__Task description__
Look through the records below and collect all lines that hold the string "title".

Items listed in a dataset
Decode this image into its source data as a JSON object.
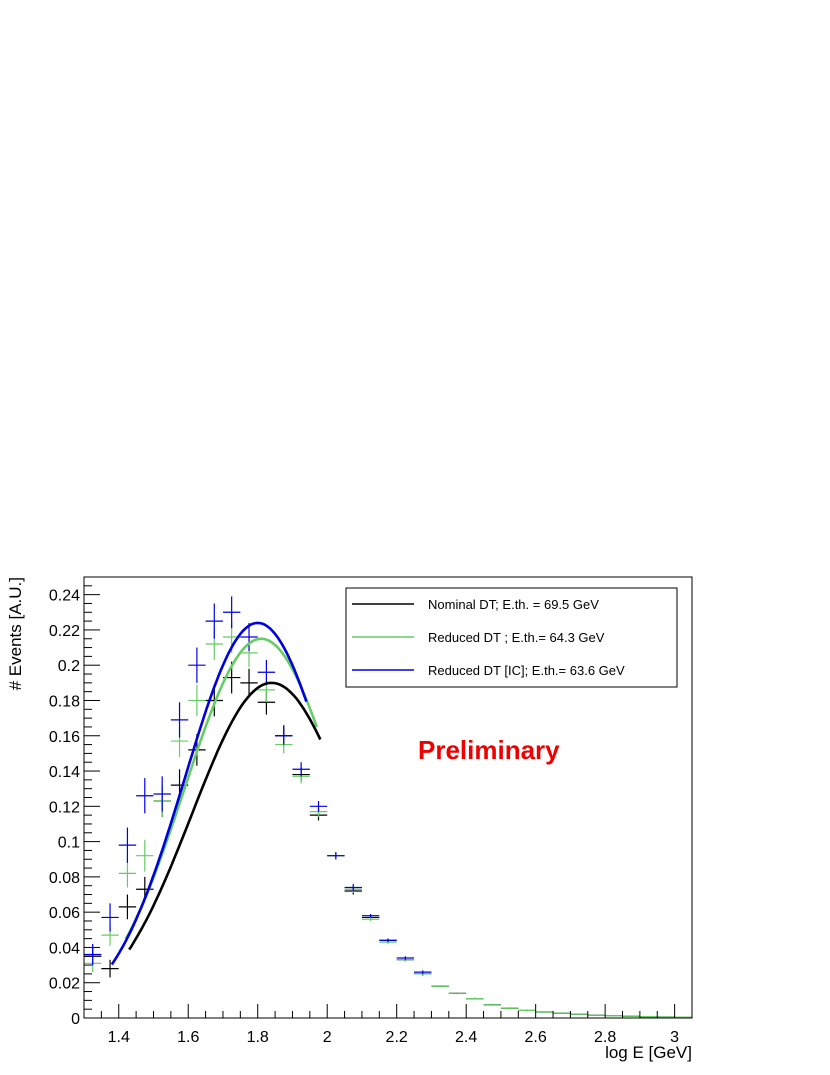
{
  "chart_data": {
    "type": "scatter",
    "title": "",
    "xlabel": "log E [GeV]",
    "ylabel": "# Events [A.U.]",
    "xlim": [
      1.3,
      3.05
    ],
    "ylim": [
      0,
      0.25
    ],
    "x_ticks": [
      1.4,
      1.6,
      1.8,
      2.0,
      2.2,
      2.4,
      2.6,
      2.8,
      3.0
    ],
    "x_tick_labels": [
      "1.4",
      "1.6",
      "1.8",
      "2",
      "2.2",
      "2.4",
      "2.6",
      "2.8",
      "3"
    ],
    "y_ticks": [
      0,
      0.02,
      0.04,
      0.06,
      0.08,
      0.1,
      0.12,
      0.14,
      0.16,
      0.18,
      0.2,
      0.22,
      0.24
    ],
    "y_tick_labels": [
      "0",
      "0.02",
      "0.04",
      "0.06",
      "0.08",
      "0.1",
      "0.12",
      "0.14",
      "0.16",
      "0.18",
      "0.2",
      "0.22",
      "0.24"
    ],
    "grid": false,
    "legend_position": "top-right",
    "annotation": {
      "text": "Preliminary",
      "color": "#ee0000"
    },
    "bin_half_width": 0.025,
    "series": [
      {
        "name": "Nominal DT; E.th. = 69.5 GeV",
        "color": "#000000",
        "x": [
          1.325,
          1.375,
          1.425,
          1.475,
          1.525,
          1.575,
          1.625,
          1.675,
          1.725,
          1.775,
          1.825,
          1.875,
          1.925,
          1.975,
          2.025,
          2.075,
          2.125,
          2.175,
          2.225,
          2.275,
          2.325,
          2.375,
          2.425,
          2.475,
          2.525,
          2.575,
          2.625,
          2.675,
          2.725,
          2.775,
          2.825,
          2.875,
          2.925,
          2.975,
          3.025
        ],
        "y": [
          0.035,
          0.028,
          0.063,
          0.073,
          0.123,
          0.132,
          0.152,
          0.18,
          0.193,
          0.19,
          0.179,
          0.16,
          0.138,
          0.115,
          0.092,
          0.072,
          0.057,
          0.044,
          0.033,
          0.025,
          0.018,
          0.014,
          0.011,
          0.0075,
          0.0055,
          0.0043,
          0.0034,
          0.0027,
          0.0021,
          0.0016,
          0.0012,
          0.001,
          0.0008,
          0.0006,
          0.0005
        ],
        "yerr": [
          0.005,
          0.005,
          0.007,
          0.007,
          0.009,
          0.009,
          0.009,
          0.009,
          0.009,
          0.008,
          0.007,
          0.006,
          0.004,
          0.003,
          0.002,
          0.002,
          0.001,
          0.001,
          0.001,
          0.001,
          0.0005,
          0.0005,
          0.0005,
          0.0005,
          0.0005,
          0.0004,
          0.0003,
          0.0003,
          0.0002,
          0.0002,
          0.0002,
          0.0001,
          0.0001,
          0.0001,
          0.0001
        ],
        "fit": {
          "x_range": [
            1.43,
            1.98
          ],
          "mu": 1.84,
          "sigma": 0.23,
          "peak": 0.19
        }
      },
      {
        "name": "Reduced DT ; E.th.= 64.3 GeV",
        "color": "#66cc66",
        "x": [
          1.325,
          1.375,
          1.425,
          1.475,
          1.525,
          1.575,
          1.625,
          1.675,
          1.725,
          1.775,
          1.825,
          1.875,
          1.925,
          1.975,
          2.025,
          2.075,
          2.125,
          2.175,
          2.225,
          2.275,
          2.325,
          2.375,
          2.425,
          2.475,
          2.525,
          2.575,
          2.625,
          2.675,
          2.725,
          2.775,
          2.825,
          2.875,
          2.925,
          2.975,
          3.025
        ],
        "y": [
          0.031,
          0.047,
          0.082,
          0.092,
          0.123,
          0.157,
          0.18,
          0.212,
          0.216,
          0.207,
          0.186,
          0.155,
          0.137,
          0.117,
          0.092,
          0.073,
          0.056,
          0.043,
          0.033,
          0.025,
          0.018,
          0.014,
          0.011,
          0.0075,
          0.0055,
          0.0043,
          0.0034,
          0.0027,
          0.0021,
          0.0016,
          0.0012,
          0.001,
          0.0008,
          0.0006,
          0.0005
        ],
        "yerr": [
          0.005,
          0.006,
          0.008,
          0.009,
          0.009,
          0.009,
          0.009,
          0.009,
          0.009,
          0.008,
          0.007,
          0.005,
          0.004,
          0.003,
          0.002,
          0.002,
          0.001,
          0.001,
          0.001,
          0.001,
          0.0005,
          0.0005,
          0.0005,
          0.0005,
          0.0005,
          0.0004,
          0.0003,
          0.0003,
          0.0002,
          0.0002,
          0.0002,
          0.0001,
          0.0001,
          0.0001,
          0.0001
        ],
        "fit": {
          "x_range": [
            1.42,
            1.97
          ],
          "mu": 1.81,
          "sigma": 0.22,
          "peak": 0.215
        }
      },
      {
        "name": "Reduced DT [IC]; E.th.= 63.6 GeV",
        "color": "#0000dd",
        "x": [
          1.325,
          1.375,
          1.425,
          1.475,
          1.525,
          1.575,
          1.625,
          1.675,
          1.725,
          1.775,
          1.825,
          1.875,
          1.925,
          1.975,
          2.025,
          2.075,
          2.125,
          2.175,
          2.225,
          2.275
        ],
        "y": [
          0.036,
          0.057,
          0.098,
          0.126,
          0.127,
          0.169,
          0.2,
          0.225,
          0.23,
          0.216,
          0.196,
          0.16,
          0.141,
          0.12,
          0.092,
          0.074,
          0.058,
          0.044,
          0.034,
          0.026
        ],
        "yerr": [
          0.006,
          0.008,
          0.01,
          0.01,
          0.01,
          0.01,
          0.01,
          0.01,
          0.009,
          0.008,
          0.007,
          0.005,
          0.004,
          0.003,
          0.002,
          0.002,
          0.001,
          0.001,
          0.001,
          0.001
        ],
        "fit": {
          "x_range": [
            1.38,
            1.94
          ],
          "mu": 1.8,
          "sigma": 0.21,
          "peak": 0.224
        }
      }
    ]
  }
}
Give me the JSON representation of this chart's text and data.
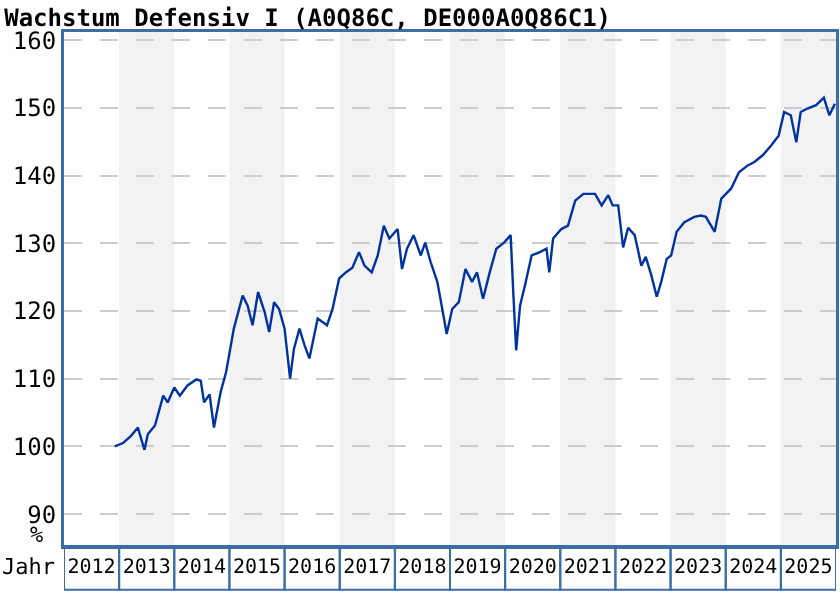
{
  "chart_data": {
    "type": "line",
    "title": "Wachstum Defensiv I (A0Q86C, DE000A0Q86C1)",
    "xlabel": "Jahr",
    "ylabel": "%",
    "x": [
      2012.92,
      2013.07,
      2013.22,
      2013.34,
      2013.4,
      2013.46,
      2013.52,
      2013.65,
      2013.8,
      2013.88,
      2014.0,
      2014.1,
      2014.24,
      2014.4,
      2014.48,
      2014.54,
      2014.64,
      2014.72,
      2014.84,
      2014.94,
      2015.08,
      2015.24,
      2015.33,
      2015.42,
      2015.52,
      2015.64,
      2015.72,
      2015.81,
      2015.9,
      2016.0,
      2016.1,
      2016.17,
      2016.27,
      2016.36,
      2016.45,
      2016.6,
      2016.77,
      2016.87,
      2016.99,
      2017.11,
      2017.23,
      2017.35,
      2017.45,
      2017.58,
      2017.69,
      2017.8,
      2017.9,
      2018.05,
      2018.13,
      2018.22,
      2018.34,
      2018.47,
      2018.55,
      2018.65,
      2018.77,
      2018.86,
      2018.94,
      2019.04,
      2019.16,
      2019.28,
      2019.4,
      2019.49,
      2019.6,
      2019.72,
      2019.84,
      2019.98,
      2020.1,
      2020.15,
      2020.2,
      2020.27,
      2020.36,
      2020.48,
      2020.63,
      2020.75,
      2020.8,
      2020.87,
      2021.02,
      2021.14,
      2021.27,
      2021.42,
      2021.63,
      2021.75,
      2021.87,
      2021.95,
      2022.05,
      2022.14,
      2022.23,
      2022.35,
      2022.47,
      2022.55,
      2022.65,
      2022.75,
      2022.83,
      2022.93,
      2023.01,
      2023.11,
      2023.25,
      2023.43,
      2023.55,
      2023.64,
      2023.8,
      2023.92,
      2024.1,
      2024.24,
      2024.4,
      2024.52,
      2024.67,
      2024.82,
      2024.96,
      2025.06,
      2025.18,
      2025.28,
      2025.36,
      2025.48,
      2025.64,
      2025.78,
      2025.88,
      2025.98
    ],
    "series": [
      {
        "color": "#0033a0",
        "values": [
          100.0,
          100.5,
          101.6,
          102.8,
          101.1,
          99.5,
          101.8,
          103.1,
          107.5,
          106.5,
          108.7,
          107.5,
          109.0,
          109.9,
          109.7,
          106.5,
          107.7,
          102.8,
          108.0,
          111.0,
          117.4,
          122.3,
          120.8,
          117.9,
          122.8,
          119.8,
          116.9,
          121.3,
          120.3,
          117.4,
          110.0,
          114.4,
          117.4,
          115.0,
          113.0,
          118.9,
          117.9,
          120.3,
          124.8,
          125.7,
          126.4,
          128.7,
          126.7,
          125.7,
          128.2,
          132.6,
          130.7,
          132.1,
          126.2,
          129.2,
          131.2,
          128.2,
          130.1,
          127.2,
          124.3,
          120.3,
          116.6,
          120.3,
          121.3,
          126.2,
          124.3,
          125.7,
          121.8,
          125.7,
          129.2,
          130.1,
          131.2,
          122.3,
          114.2,
          120.8,
          123.8,
          128.2,
          128.7,
          129.2,
          125.7,
          130.7,
          132.1,
          132.6,
          136.3,
          137.3,
          137.3,
          135.6,
          137.1,
          135.6,
          135.6,
          129.4,
          132.3,
          131.2,
          126.7,
          128.0,
          125.3,
          122.1,
          124.3,
          127.7,
          128.2,
          131.7,
          133.1,
          133.9,
          134.1,
          133.9,
          131.7,
          136.6,
          138.1,
          140.5,
          141.5,
          142.0,
          143.0,
          144.4,
          145.9,
          149.4,
          148.9,
          144.9,
          149.4,
          149.9,
          150.4,
          151.5,
          148.9,
          150.6
        ]
      }
    ],
    "xlim": [
      2012,
      2026
    ],
    "ylim": [
      85.3,
      161.2
    ],
    "xticks": [
      {
        "value": 2012.5,
        "label": "2012"
      },
      {
        "value": 2013.5,
        "label": "2013"
      },
      {
        "value": 2014.5,
        "label": "2014"
      },
      {
        "value": 2015.5,
        "label": "2015"
      },
      {
        "value": 2016.5,
        "label": "2016"
      },
      {
        "value": 2017.5,
        "label": "2017"
      },
      {
        "value": 2018.5,
        "label": "2018"
      },
      {
        "value": 2019.5,
        "label": "2019"
      },
      {
        "value": 2020.5,
        "label": "2020"
      },
      {
        "value": 2021.5,
        "label": "2021"
      },
      {
        "value": 2022.5,
        "label": "2022"
      },
      {
        "value": 2023.5,
        "label": "2023"
      },
      {
        "value": 2024.5,
        "label": "2024"
      },
      {
        "value": 2025.5,
        "label": "2025"
      }
    ],
    "yticks": [
      90,
      100,
      110,
      120,
      130,
      140,
      150,
      160
    ],
    "bands": [
      {
        "axis": "x",
        "from": 2013,
        "to": 2014,
        "color": "#f2f2f2"
      },
      {
        "axis": "x",
        "from": 2015,
        "to": 2016,
        "color": "#f2f2f2"
      },
      {
        "axis": "x",
        "from": 2017,
        "to": 2018,
        "color": "#f2f2f2"
      },
      {
        "axis": "x",
        "from": 2019,
        "to": 2020,
        "color": "#f2f2f2"
      },
      {
        "axis": "x",
        "from": 2021,
        "to": 2022,
        "color": "#f2f2f2"
      },
      {
        "axis": "x",
        "from": 2023,
        "to": 2024,
        "color": "#f2f2f2"
      },
      {
        "axis": "x",
        "from": 2025,
        "to": 2026,
        "color": "#f2f2f2"
      }
    ],
    "grid": "y",
    "line_style": "solid",
    "marker": "none"
  }
}
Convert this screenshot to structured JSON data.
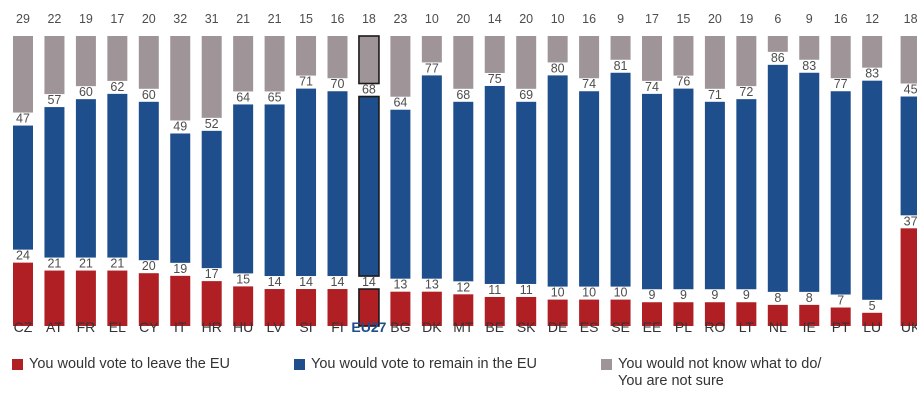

__Answer in full__
    "title": "",
    "title": "Wachstum Defensiv I (A0Q86C, DE000A0Q86C1)",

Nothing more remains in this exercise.